DO THIS →
Copy down every line where the string "clerk" shows up.

═════ RECORDS SHOWN

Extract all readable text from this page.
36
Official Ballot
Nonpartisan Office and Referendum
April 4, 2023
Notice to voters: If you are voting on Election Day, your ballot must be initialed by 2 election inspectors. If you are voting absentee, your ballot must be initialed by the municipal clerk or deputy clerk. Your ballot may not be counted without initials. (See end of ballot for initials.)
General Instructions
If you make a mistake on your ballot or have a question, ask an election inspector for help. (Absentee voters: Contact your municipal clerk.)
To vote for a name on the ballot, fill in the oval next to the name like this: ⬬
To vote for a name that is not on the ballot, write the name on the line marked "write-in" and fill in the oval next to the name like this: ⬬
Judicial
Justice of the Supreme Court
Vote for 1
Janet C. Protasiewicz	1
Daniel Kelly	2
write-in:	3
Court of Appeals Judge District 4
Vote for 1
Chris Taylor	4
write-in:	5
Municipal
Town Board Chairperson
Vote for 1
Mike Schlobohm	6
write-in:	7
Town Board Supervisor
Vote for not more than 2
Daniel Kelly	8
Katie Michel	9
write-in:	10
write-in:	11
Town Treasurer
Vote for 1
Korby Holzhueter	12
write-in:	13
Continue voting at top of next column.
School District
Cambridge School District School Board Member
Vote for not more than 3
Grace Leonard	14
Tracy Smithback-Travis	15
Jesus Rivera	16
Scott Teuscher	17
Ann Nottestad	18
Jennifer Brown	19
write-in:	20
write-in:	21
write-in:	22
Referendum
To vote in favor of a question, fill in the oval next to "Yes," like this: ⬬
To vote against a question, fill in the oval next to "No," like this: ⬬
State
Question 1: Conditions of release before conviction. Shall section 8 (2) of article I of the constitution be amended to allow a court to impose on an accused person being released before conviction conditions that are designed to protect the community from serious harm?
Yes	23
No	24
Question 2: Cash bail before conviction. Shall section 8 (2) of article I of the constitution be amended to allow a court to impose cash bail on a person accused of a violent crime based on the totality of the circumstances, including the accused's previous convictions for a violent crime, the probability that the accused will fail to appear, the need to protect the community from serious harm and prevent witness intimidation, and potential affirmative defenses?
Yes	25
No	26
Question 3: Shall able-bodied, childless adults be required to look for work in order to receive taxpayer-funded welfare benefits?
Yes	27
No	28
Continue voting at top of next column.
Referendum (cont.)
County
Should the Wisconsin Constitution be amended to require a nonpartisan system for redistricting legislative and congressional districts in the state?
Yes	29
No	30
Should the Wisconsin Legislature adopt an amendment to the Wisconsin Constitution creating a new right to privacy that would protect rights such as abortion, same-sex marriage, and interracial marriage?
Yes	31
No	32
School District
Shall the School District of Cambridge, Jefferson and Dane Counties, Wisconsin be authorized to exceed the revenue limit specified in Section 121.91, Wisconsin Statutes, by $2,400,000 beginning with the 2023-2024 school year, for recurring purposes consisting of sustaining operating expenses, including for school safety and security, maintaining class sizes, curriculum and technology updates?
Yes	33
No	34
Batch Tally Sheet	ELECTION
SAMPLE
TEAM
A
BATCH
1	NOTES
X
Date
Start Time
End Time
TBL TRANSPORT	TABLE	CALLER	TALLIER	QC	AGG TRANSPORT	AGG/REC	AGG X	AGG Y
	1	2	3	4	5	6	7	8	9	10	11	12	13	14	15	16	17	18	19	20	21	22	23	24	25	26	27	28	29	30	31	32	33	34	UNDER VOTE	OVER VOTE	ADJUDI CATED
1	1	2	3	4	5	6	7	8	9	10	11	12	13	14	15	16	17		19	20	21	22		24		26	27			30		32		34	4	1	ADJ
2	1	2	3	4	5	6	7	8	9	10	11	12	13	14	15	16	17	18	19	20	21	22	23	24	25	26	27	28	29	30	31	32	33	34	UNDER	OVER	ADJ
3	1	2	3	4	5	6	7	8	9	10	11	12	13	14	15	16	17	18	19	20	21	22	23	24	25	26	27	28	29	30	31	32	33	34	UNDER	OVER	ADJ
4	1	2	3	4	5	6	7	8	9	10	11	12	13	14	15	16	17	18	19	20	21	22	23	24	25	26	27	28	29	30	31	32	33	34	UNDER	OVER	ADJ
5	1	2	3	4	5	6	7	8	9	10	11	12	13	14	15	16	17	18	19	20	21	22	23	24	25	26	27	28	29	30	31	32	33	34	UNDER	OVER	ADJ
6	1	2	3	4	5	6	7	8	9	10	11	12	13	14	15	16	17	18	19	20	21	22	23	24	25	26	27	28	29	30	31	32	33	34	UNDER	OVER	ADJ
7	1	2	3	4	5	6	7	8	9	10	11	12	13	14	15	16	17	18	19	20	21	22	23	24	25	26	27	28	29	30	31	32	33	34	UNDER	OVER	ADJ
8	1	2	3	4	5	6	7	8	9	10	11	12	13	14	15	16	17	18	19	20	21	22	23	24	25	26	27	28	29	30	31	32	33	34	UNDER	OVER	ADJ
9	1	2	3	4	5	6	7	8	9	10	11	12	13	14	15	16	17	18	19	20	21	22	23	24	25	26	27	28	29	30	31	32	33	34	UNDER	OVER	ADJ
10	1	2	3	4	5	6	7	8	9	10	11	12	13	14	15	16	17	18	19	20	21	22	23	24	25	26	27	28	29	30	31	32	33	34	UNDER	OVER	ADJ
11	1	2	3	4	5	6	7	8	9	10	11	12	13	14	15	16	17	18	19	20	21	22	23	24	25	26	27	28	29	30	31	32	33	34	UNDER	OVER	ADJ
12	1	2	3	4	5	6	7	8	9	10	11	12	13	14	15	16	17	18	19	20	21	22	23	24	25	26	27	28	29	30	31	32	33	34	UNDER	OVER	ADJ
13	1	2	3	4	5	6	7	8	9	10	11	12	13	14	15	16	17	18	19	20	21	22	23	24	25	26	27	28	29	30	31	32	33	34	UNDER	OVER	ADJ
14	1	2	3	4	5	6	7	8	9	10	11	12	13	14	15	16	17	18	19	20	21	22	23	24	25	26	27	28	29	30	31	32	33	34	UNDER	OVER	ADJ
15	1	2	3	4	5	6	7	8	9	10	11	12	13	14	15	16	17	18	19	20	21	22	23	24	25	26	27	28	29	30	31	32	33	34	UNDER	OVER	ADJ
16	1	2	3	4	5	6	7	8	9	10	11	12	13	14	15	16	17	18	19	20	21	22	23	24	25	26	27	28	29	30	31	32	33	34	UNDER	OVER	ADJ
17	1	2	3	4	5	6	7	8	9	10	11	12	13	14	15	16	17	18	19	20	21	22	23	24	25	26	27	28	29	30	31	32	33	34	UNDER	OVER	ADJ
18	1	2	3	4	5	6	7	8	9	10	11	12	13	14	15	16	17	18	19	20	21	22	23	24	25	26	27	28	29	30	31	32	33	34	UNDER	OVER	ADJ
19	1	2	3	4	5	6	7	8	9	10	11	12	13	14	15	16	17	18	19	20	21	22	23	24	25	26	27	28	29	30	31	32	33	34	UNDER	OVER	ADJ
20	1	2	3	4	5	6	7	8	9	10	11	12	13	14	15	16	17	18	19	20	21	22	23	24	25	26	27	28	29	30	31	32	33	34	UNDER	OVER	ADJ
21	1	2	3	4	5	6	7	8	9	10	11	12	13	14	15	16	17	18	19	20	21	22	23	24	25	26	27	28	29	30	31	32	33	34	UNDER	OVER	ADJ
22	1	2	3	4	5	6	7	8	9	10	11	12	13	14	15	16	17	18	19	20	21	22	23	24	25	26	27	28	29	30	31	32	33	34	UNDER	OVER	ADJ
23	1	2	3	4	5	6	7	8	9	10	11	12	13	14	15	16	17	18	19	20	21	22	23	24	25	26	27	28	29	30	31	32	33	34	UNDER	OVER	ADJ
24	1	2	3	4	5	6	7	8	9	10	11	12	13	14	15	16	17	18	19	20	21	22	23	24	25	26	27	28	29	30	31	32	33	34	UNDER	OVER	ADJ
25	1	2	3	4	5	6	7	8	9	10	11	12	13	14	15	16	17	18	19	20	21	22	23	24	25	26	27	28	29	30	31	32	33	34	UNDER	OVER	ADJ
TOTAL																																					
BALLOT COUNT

══════════

ANSWER FOR THIS EXERCISE →
Notice to voters: If you are voting on Election Day, your ballot must be initialed by 2 election inspectors. If you are voting absentee, your ballot must be initialed by the municipal clerk or deputy clerk. Your ballot may not be counted without initials. (See end of ballot for initials.)
If you make a mistake on your ballot or have a question, ask an election inspector for help. (Absentee voters: Contact your municipal clerk.)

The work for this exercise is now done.